WORK REQUIRED »
Work out the number of lines with the word "name" in the material below, then reply with that number only.

(Figure record listings)
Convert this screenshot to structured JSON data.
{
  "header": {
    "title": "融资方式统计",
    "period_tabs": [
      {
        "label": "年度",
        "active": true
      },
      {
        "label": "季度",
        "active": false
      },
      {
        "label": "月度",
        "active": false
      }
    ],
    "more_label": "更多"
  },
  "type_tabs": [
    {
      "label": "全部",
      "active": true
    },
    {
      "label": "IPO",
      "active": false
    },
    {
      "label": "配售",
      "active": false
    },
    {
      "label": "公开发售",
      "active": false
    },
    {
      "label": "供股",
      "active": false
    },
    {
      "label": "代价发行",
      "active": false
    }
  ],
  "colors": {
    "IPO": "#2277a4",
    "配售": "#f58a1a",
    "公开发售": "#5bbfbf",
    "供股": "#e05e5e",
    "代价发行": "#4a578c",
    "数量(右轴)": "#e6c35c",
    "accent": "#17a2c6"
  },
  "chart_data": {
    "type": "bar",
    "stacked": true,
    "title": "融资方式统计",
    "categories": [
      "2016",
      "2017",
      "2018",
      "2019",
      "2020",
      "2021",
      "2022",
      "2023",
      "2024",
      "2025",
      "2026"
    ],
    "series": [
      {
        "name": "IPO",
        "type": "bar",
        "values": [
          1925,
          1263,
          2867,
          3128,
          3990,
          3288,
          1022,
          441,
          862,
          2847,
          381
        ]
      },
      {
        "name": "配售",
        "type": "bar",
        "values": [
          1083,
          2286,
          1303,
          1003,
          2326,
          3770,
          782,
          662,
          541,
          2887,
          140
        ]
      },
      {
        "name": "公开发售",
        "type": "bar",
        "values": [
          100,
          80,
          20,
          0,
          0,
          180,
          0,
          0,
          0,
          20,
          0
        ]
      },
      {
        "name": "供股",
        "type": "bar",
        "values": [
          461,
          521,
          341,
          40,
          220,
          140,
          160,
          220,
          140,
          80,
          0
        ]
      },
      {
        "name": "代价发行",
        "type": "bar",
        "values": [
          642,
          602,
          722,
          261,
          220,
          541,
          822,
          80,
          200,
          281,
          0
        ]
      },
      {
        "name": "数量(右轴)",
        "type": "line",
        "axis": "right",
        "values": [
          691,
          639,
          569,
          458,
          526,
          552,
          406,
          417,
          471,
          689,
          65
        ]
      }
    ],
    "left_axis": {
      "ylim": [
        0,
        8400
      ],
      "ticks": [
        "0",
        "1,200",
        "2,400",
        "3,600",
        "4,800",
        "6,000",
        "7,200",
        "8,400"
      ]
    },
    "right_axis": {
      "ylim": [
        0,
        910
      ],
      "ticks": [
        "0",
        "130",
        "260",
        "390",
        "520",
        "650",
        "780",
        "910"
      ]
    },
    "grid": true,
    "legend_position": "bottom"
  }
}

FINISHED EXERCISE »
6